• [Text block]:

BADGE: Craobh Aitean (juniperis communis) juniper
PIBROCH: Failte nan Guinneach
Round the coasts of the extreme north of Scotland, and notably on the eastern and northern shores, the place-names have an interesting tale to tell: These "wicks" and "oes" and "dales" speak of the settlements of Norse and Danish rovers in days now remote. For some five centuries, down to the time of the battle of Largs, in 1263, that part of the country, along with the Orkneys, the Shetlands, and the Hebrides, was, in fact, Norwegian territory, and to the present hour the inhabitants, at any rate of the coast districts, have probably more Norwegian than Scottish blood in their veins. This is not least true in the case of the Clan Gunn, whose possessions lay in the Kildonan district, about the upper waters of the River Helmsdale, where Ben Grainmore towers two thousand feet against the sky, and the mountain glens come down to the fertile strath of the Helmsdale itself. The soil is fertile, the little mountain lochs abound with trout and char, and red deer, grouse, ptarmigan, and blackcock have always been plentiful on the moors, while grains of gold are even yet to be found in the sand and gravel of the streams. It was a country to attract the wild Norse rover, and round the Pictish towers or castles, of which the ruins still remain, many a desperate onslaught must have taken place between the older Pictish inhabitants and the Viking adventurers before these latter secured possession of the region.
Clan Gunn, which had its home here in later centuries, took its name and claimed descent from Guinn, second son of Olaf the Black, King of Man and the Isles, who died in 1237. The Gaelic Guinneach signifies fierce, keen, sharp, and is probably an accurate description of the outstanding characteristics of the clan. From later chiefs of the race are descended septs known in modern times by the names of Jamieson, Johnson, Williamson, Anderson, Robson, and others, while the Gallies take their name from a party of the clan which settled in Ross-shire, and was known as the Gall-'aobh, or men from the stranger's side.

• [Tasks to perform]:
#1 Please copy the part of the passage on Clan Gunn that opens with the words containing "Clan Gunn, which" and closes with "the stranger's side.".
#2 Answer these questions from the passage on Clan Gunn:
(a) In what year was the battle of Largs fought?
(b) In what year did Olaf the Black die?
(c) In which county did the party of the clan known as the Gall-'aobh settle?
#3 Summarize the passage on Clan Gunn in two sentences.

• [Data records]:
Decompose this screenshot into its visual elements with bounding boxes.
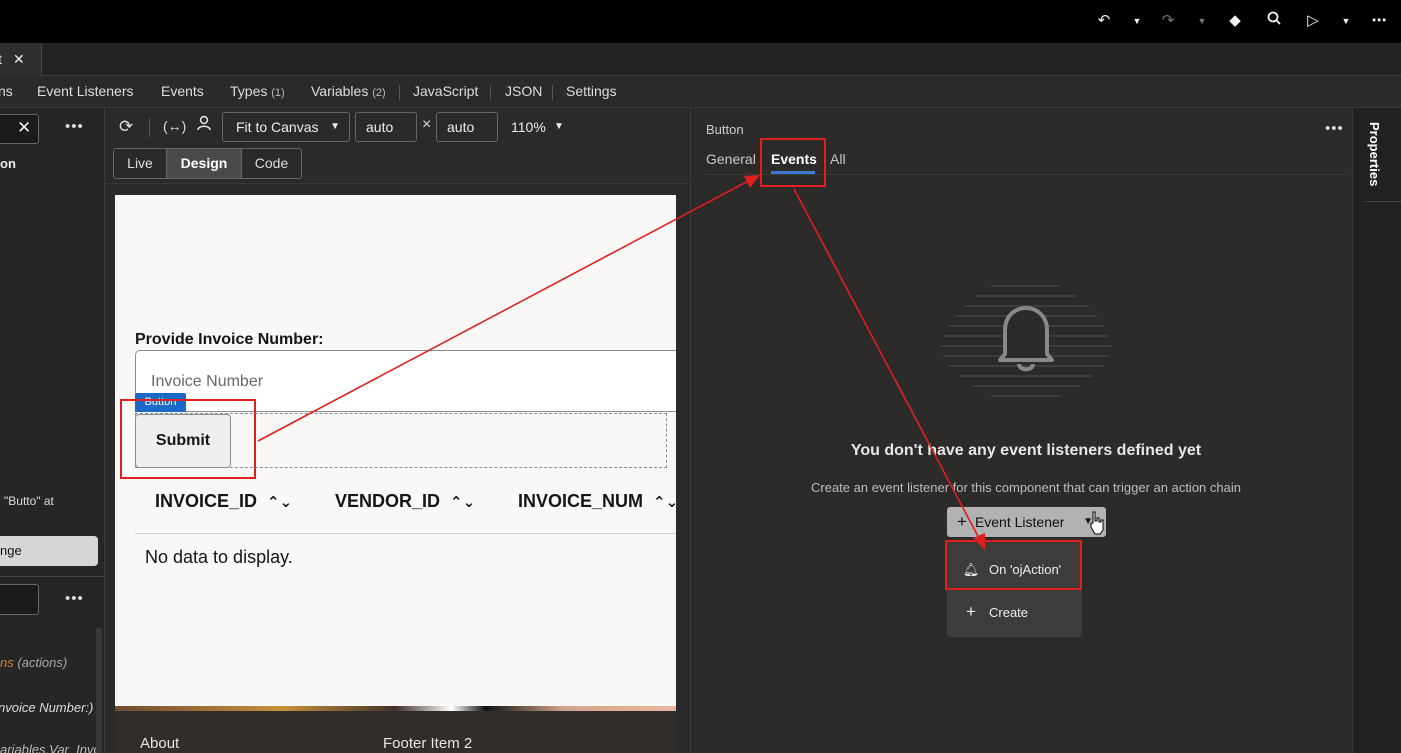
filter-input-2[interactable] xyxy=(0,584,39,615)
menu-item-create[interactable]: + Create xyxy=(961,602,1028,622)
divider xyxy=(105,183,690,184)
file-tab-name: t xyxy=(0,43,2,76)
sort-icon: ⌃⌄ xyxy=(653,494,676,511)
column-header[interactable]: VENDOR_ID ⌃⌄ xyxy=(335,491,475,512)
more-icon[interactable]: ••• xyxy=(65,590,84,607)
nav-item-json[interactable]: JSON xyxy=(505,83,542,99)
no-data-message: No data to display. xyxy=(145,547,293,567)
redo-caret-icon[interactable]: ▼ xyxy=(1197,10,1207,32)
tree-item-actions[interactable]: ns (actions) xyxy=(0,655,67,670)
footer-item[interactable]: Footer Item 2 xyxy=(383,735,472,752)
tree-item-variables[interactable]: ariables.Var_Invo xyxy=(0,742,101,753)
nav-separator xyxy=(490,85,491,100)
empty-state-illustration xyxy=(941,285,1111,397)
mode-live[interactable]: Live xyxy=(114,149,167,178)
mode-code[interactable]: Code xyxy=(242,149,301,178)
clear-icon[interactable]: ✕ xyxy=(17,118,31,138)
empty-state-description: Create an event listener for this compon… xyxy=(811,480,1241,495)
search-icon[interactable] xyxy=(1266,10,1282,32)
toolbar-separator xyxy=(149,118,150,137)
redo-icon[interactable]: ↷ xyxy=(1160,10,1176,32)
tree-item-invoice[interactable]: nvoice Number:) xyxy=(0,700,93,715)
nav-separator xyxy=(552,85,553,100)
file-tab-bar: t ✕ xyxy=(0,43,1401,76)
annotation-box-submit xyxy=(120,399,256,479)
zoom-level[interactable]: 110% xyxy=(511,119,546,135)
sort-icon: ⌃⌄ xyxy=(267,494,293,511)
page-footer: About Footer Item 2 xyxy=(115,711,676,753)
more-icon[interactable]: ••• xyxy=(1325,120,1344,137)
column-header[interactable]: INVOICE_NUM ⌃⌄ xyxy=(518,491,676,512)
more-icon[interactable]: ••• xyxy=(65,118,84,135)
properties-panel: Button ••• General Events All You don't … xyxy=(690,108,1352,753)
tab-general[interactable]: General xyxy=(706,151,756,167)
nav-item-actions[interactable]: ns xyxy=(0,83,13,99)
nav-item-events[interactable]: Events xyxy=(161,83,204,99)
mode-design[interactable]: Design xyxy=(167,149,242,178)
times-icon: × xyxy=(422,116,432,133)
nav-separator xyxy=(399,85,400,100)
empty-state-title: You don't have any event listeners defin… xyxy=(850,442,1202,459)
height-input[interactable]: auto xyxy=(436,112,498,142)
bell-icon xyxy=(998,306,1054,372)
nav-item-javascript[interactable]: JavaScript xyxy=(413,83,478,99)
annotation-box-ojaction xyxy=(945,540,1082,590)
editor-nav-bar: ns Event Listeners Events Types (1) Vari… xyxy=(0,76,1401,108)
divider xyxy=(0,576,104,577)
left-panel: ✕ ••• on "Butto" at nge ••• ns (actions)… xyxy=(0,108,105,753)
run-caret-icon[interactable]: ▼ xyxy=(1341,10,1351,32)
nav-item-settings[interactable]: Settings xyxy=(566,83,617,99)
nav-item-variables[interactable]: Variables (2) xyxy=(311,83,386,99)
chevron-down-icon[interactable]: ▼ xyxy=(554,121,564,132)
plus-icon: + xyxy=(957,512,967,531)
invoice-label: Provide Invoice Number: xyxy=(135,331,324,348)
footer-item[interactable]: About xyxy=(140,735,179,752)
top-bar: ↶ ▼ ↷ ▼ ◆ ▷ ▼ ⋯ xyxy=(0,0,1401,43)
add-event-listener-button[interactable]: + Event Listener ▼ xyxy=(947,507,1106,537)
side-tab-bar: Properties xyxy=(1352,108,1401,753)
refresh-icon[interactable]: ⟳ xyxy=(119,117,133,137)
user-icon[interactable] xyxy=(197,115,211,136)
panel-heading: on xyxy=(0,156,16,171)
nav-item-types[interactable]: Types (1) xyxy=(230,83,285,99)
undo-caret-icon[interactable]: ▼ xyxy=(1132,10,1142,32)
chevron-down-icon: ▼ xyxy=(330,121,340,132)
pointer-cursor-icon xyxy=(1090,511,1104,535)
git-icon[interactable]: ◆ xyxy=(1227,10,1243,32)
run-icon[interactable]: ▷ xyxy=(1305,10,1321,32)
expression-icon[interactable]: (↔) xyxy=(163,118,186,134)
close-icon[interactable]: ✕ xyxy=(13,43,25,76)
undo-icon[interactable]: ↶ xyxy=(1096,10,1112,32)
mode-switch: Live Design Code xyxy=(113,148,302,179)
plus-icon: + xyxy=(966,602,976,621)
selection-text: "Butto" at xyxy=(4,494,54,508)
nav-item-event-listeners[interactable]: Event Listeners xyxy=(37,83,134,99)
scrollbar[interactable] xyxy=(96,628,102,753)
sort-icon: ⌃⌄ xyxy=(450,494,476,511)
file-tab[interactable]: t ✕ xyxy=(0,43,42,76)
divider xyxy=(1365,201,1401,202)
width-input[interactable]: auto xyxy=(355,112,417,142)
change-button[interactable]: nge xyxy=(0,536,98,566)
tab-all[interactable]: All xyxy=(830,151,846,167)
table-divider xyxy=(135,533,676,534)
more-icon[interactable]: ⋯ xyxy=(1370,10,1388,32)
component-title: Button xyxy=(706,122,744,137)
properties-side-tab[interactable]: Properties xyxy=(1367,122,1382,186)
column-header[interactable]: INVOICE_ID ⌃⌄ xyxy=(155,491,292,512)
fit-to-canvas-select[interactable]: Fit to Canvas ▼ xyxy=(222,112,350,142)
annotation-box-events-tab xyxy=(760,138,826,187)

• [Expected responses]:
#1
Clan Gunn, which had its home here in later centuries, took its name and claimed descent from Guinn, second son of Olaf the Black, King of Man and the Isles, who died in 1237. The Gaelic Guinneach signifies fierce, keen, sharp, and is probably an accurate description of the outstanding characteristics of the clan. From later chiefs of the race are descended septs known in modern times by the names of Jamieson, Johnson, Williamson, Anderson, Robson, and others, while the Gallies take their name from a party of the clan which settled in Ross-shire, and was known as the Gall-'aobh, or men from the stranger's side.

#2
(a) 1263
(b) 1237
(c) Ross-shire

#3 The far north of Scotland was Norwegian territory for some five centuries until the battle of Largs in 1263, and its coast people likely carry more Norwegian than Scottish blood, the Clan Gunn of the Kildonan district among them. The clan took its name and claimed descent from Guinn, second son of Olaf the Black, King of Man and the Isles, and septs such as the Jamiesons, Johnsons, and Gallies descend from it.